* [Required task]:
Each line below should be quoted exactly, please.

* [Extracted entries]:
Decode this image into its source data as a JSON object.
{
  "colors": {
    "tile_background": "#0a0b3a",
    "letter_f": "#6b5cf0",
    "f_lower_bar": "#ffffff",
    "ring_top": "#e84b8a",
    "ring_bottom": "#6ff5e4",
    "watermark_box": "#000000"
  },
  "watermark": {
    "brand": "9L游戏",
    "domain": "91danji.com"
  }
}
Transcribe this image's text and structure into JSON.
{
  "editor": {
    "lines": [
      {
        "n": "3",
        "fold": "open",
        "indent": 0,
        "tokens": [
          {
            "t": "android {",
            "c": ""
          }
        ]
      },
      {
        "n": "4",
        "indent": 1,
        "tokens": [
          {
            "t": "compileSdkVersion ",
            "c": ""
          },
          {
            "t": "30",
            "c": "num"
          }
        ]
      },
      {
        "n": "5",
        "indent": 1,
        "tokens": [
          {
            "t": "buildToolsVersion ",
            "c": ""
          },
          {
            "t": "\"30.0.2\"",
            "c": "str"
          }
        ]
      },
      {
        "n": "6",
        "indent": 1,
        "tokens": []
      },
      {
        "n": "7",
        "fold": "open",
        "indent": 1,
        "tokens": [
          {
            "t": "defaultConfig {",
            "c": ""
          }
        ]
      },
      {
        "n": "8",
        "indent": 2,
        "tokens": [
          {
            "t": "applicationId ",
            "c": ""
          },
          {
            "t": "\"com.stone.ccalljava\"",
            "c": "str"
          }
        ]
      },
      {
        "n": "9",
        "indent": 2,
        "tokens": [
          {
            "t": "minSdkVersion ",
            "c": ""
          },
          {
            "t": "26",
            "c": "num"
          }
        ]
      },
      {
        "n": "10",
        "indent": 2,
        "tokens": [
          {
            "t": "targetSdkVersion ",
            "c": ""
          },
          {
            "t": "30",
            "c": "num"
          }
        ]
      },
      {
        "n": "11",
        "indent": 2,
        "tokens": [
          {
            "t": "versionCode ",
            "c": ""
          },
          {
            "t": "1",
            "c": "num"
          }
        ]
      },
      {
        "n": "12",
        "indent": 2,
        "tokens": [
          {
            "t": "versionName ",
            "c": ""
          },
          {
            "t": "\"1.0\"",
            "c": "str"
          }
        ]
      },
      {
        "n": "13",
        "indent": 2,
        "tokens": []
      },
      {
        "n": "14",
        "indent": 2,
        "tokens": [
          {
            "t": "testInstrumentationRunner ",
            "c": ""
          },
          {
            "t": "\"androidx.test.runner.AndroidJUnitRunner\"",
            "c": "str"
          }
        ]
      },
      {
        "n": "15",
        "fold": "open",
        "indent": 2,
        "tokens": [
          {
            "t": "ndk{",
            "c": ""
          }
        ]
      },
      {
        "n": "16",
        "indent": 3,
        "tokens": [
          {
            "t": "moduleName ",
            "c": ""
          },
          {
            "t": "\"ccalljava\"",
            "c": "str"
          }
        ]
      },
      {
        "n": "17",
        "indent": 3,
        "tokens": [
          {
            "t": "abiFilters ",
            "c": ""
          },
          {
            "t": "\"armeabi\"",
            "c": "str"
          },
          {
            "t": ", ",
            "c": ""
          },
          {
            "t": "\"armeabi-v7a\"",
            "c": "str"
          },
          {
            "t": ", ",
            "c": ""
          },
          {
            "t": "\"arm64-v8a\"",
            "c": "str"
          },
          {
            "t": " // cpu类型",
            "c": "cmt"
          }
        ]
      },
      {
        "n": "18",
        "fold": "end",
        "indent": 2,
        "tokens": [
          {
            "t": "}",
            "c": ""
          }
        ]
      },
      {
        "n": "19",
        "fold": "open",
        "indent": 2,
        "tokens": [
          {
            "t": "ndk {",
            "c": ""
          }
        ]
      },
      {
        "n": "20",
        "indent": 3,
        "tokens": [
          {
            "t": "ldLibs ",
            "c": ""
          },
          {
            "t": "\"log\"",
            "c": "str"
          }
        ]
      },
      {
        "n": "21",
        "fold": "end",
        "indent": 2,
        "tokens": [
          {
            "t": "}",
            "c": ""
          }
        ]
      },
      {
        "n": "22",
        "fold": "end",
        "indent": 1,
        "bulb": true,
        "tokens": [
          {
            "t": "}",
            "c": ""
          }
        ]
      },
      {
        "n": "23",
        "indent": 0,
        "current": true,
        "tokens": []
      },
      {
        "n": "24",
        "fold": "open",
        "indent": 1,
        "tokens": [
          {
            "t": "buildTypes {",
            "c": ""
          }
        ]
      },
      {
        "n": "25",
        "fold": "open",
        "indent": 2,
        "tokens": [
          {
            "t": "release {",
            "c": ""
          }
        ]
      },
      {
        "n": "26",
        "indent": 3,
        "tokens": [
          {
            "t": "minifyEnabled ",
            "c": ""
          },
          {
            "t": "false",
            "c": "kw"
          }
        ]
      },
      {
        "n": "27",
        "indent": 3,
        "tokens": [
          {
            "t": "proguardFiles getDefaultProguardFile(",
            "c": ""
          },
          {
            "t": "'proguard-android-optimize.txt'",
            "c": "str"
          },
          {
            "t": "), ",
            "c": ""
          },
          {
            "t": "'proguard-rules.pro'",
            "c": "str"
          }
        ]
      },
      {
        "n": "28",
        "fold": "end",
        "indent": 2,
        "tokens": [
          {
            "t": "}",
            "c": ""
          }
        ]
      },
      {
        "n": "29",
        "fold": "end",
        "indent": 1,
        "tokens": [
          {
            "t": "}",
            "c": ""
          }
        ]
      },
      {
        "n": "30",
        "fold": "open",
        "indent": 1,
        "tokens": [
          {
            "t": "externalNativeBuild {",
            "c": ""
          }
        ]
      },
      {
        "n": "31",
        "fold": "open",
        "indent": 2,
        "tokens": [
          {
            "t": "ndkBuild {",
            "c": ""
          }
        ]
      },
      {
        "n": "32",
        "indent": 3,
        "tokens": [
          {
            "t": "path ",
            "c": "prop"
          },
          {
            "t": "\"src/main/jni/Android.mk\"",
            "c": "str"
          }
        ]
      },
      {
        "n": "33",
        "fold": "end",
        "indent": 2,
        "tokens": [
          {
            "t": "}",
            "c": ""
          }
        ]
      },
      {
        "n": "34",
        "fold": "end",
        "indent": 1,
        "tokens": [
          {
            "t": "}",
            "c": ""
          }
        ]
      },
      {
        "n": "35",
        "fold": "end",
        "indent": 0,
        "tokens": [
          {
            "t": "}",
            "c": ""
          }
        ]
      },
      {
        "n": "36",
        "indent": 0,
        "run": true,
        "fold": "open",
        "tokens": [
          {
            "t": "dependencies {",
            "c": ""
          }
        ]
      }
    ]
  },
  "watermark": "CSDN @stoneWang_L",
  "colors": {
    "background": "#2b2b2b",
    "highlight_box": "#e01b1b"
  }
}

* [Final result]:
Decode this image into its source data as a JSON object.
{
  "colors": {
    "tile_background": "#0a0b3a",
    "letter_f": "#6b5cf0",
    "f_lower_bar": "#ffffff",
    "ring_top": "#e84b8a",
    "ring_bottom": "#6ff5e4",
    "watermark_box": "#000000"
  },
  "watermark": {
    "brand": "9L游戏",
    "domain": "91danji.com"
  }
}
Transcribe this image's text and structure into JSON.
{
  "editor": {
    "lines": [
      {
        "n": "3",
        "fold": "open",
        "indent": 0,
        "tokens": [
          {
            "t": "android {",
            "c": ""
          }
        ]
      },
      {
        "n": "4",
        "indent": 1,
        "tokens": [
          {
            "t": "compileSdkVersion ",
            "c": ""
          },
          {
            "t": "30",
            "c": "num"
          }
        ]
      },
      {
        "n": "5",
        "indent": 1,
        "tokens": [
          {
            "t": "buildToolsVersion ",
            "c": ""
          },
          {
            "t": "\"30.0.2\"",
            "c": "str"
          }
        ]
      },
      {
        "n": "6",
        "indent": 1,
        "tokens": []
      },
      {
        "n": "7",
        "fold": "open",
        "indent": 1,
        "tokens": [
          {
            "t": "defaultConfig {",
            "c": ""
          }
        ]
      },
      {
        "n": "8",
        "indent": 2,
        "tokens": [
          {
            "t": "applicationId ",
            "c": ""
          },
          {
            "t": "\"com.stone.ccalljava\"",
            "c": "str"
          }
        ]
      },
      {
        "n": "9",
        "indent": 2,
        "tokens": [
          {
            "t": "minSdkVersion ",
            "c": ""
          },
          {
            "t": "26",
            "c": "num"
          }
        ]
      },
      {
        "n": "10",
        "indent": 2,
        "tokens": [
          {
            "t": "targetSdkVersion ",
            "c": ""
          },
          {
            "t": "30",
            "c": "num"
          }
        ]
      },
      {
        "n": "11",
        "indent": 2,
        "tokens": [
          {
            "t": "versionCode ",
            "c": ""
          },
          {
            "t": "1",
            "c": "num"
          }
        ]
      },
      {
        "n": "12",
        "indent": 2,
        "tokens": [
          {
            "t": "versionName ",
            "c": ""
          },
          {
            "t": "\"1.0\"",
            "c": "str"
          }
        ]
      },
      {
        "n": "13",
        "indent": 2,
        "tokens": []
      },
      {
        "n": "14",
        "indent": 2,
        "tokens": [
          {
            "t": "testInstrumentationRunner ",
            "c": ""
          },
          {
            "t": "\"androidx.test.runner.AndroidJUnitRunner\"",
            "c": "str"
          }
        ]
      },
      {
        "n": "15",
        "fold": "open",
        "indent": 2,
        "tokens": [
          {
            "t": "ndk{",
            "c": ""
          }
        ]
      },
      {
        "n": "16",
        "indent": 3,
        "tokens": [
          {
            "t": "moduleName ",
            "c": ""
          },
          {
            "t": "\"ccalljava\"",
            "c": "str"
          }
        ]
      },
      {
        "n": "17",
        "indent": 3,
        "tokens": [
          {
            "t": "abiFilters ",
            "c": ""
          },
          {
            "t": "\"armeabi\"",
            "c": "str"
          },
          {
            "t": ", ",
            "c": ""
          },
          {
            "t": "\"armeabi-v7a\"",
            "c": "str"
          },
          {
            "t": ", ",
            "c": ""
          },
          {
            "t": "\"arm64-v8a\"",
            "c": "str"
          },
          {
            "t": " // cpu类型",
            "c": "cmt"
          }
        ]
      },
      {
        "n": "18",
        "fold": "end",
        "indent": 2,
        "tokens": [
          {
            "t": "}",
            "c": ""
          }
        ]
      },
      {
        "n": "19",
        "fold": "open",
        "indent": 2,
        "tokens": [
          {
            "t": "ndk {",
            "c": ""
          }
        ]
      },
      {
        "n": "20",
        "indent": 3,
        "tokens": [
          {
            "t": "ldLibs ",
            "c": ""
          },
          {
            "t": "\"log\"",
            "c": "str"
          }
        ]
      },
      {
        "n": "21",
        "fold": "end",
        "indent": 2,
        "tokens": [
          {
            "t": "}",
            "c": ""
          }
        ]
      },
      {
        "n": "22",
        "fold": "end",
        "indent": 1,
        "bulb": true,
        "tokens": [
          {
            "t": "}",
            "c": ""
          }
        ]
      },
      {
        "n": "23",
        "indent": 0,
        "current": true,
        "tokens": []
      },
      {
        "n": "24",
        "fold": "open",
        "indent": 1,
        "tokens": [
          {
            "t": "buildTypes {",
            "c": ""
          }
        ]
      },
      {
        "n": "25",
        "fold": "open",
        "indent": 2,
        "tokens": [
          {
            "t": "release {",
            "c": ""
          }
        ]
      },
      {
        "n": "26",
        "indent": 3,
        "tokens": [
          {
            "t": "minifyEnabled ",
            "c": ""
          },
          {
            "t": "false",
            "c": "kw"
          }
        ]
      },
      {
        "n": "27",
        "indent": 3,
        "tokens": [
          {
            "t": "proguardFiles getDefaultProguardFile(",
            "c": ""
          },
          {
            "t": "'proguard-android-optimize.txt'",
            "c": "str"
          },
          {
            "t": "), ",
            "c": ""
          },
          {
            "t": "'proguard-rules.pro'",
            "c": "str"
          }
        ]
      },
      {
        "n": "28",
        "fold": "end",
        "indent": 2,
        "tokens": [
          {
            "t": "}",
            "c": ""
          }
        ]
      },
      {
        "n": "29",
        "fold": "end",
        "indent": 1,
        "tokens": [
          {
            "t": "}",
            "c": ""
          }
        ]
      },
      {
        "n": "30",
        "fold": "open",
        "indent": 1,
        "tokens": [
          {
            "t": "externalNativeBuild {",
            "c": ""
          }
        ]
      },
      {
        "n": "31",
        "fold": "open",
        "indent": 2,
        "tokens": [
          {
            "t": "ndkBuild {",
            "c": ""
          }
        ]
      },
      {
        "n": "32",
        "indent": 3,
        "tokens": [
          {
            "t": "path ",
            "c": "prop"
          },
          {
            "t": "\"src/main/jni/Android.mk\"",
            "c": "str"
          }
        ]
      },
      {
        "n": "33",
        "fold": "end",
        "indent": 2,
        "tokens": [
          {
            "t": "}",
            "c": ""
          }
        ]
      },
      {
        "n": "34",
        "fold": "end",
        "indent": 1,
        "tokens": [
          {
            "t": "}",
            "c": ""
          }
        ]
      },
      {
        "n": "35",
        "fold": "end",
        "indent": 0,
        "tokens": [
          {
            "t": "}",
            "c": ""
          }
        ]
      },
      {
        "n": "36",
        "indent": 0,
        "run": true,
        "fold": "open",
        "tokens": [
          {
            "t": "dependencies {",
            "c": ""
          }
        ]
      }
    ]
  },
  "watermark": "CSDN @stoneWang_L",
  "colors": {
    "background": "#2b2b2b",
    "highlight_box": "#e01b1b"
  }
}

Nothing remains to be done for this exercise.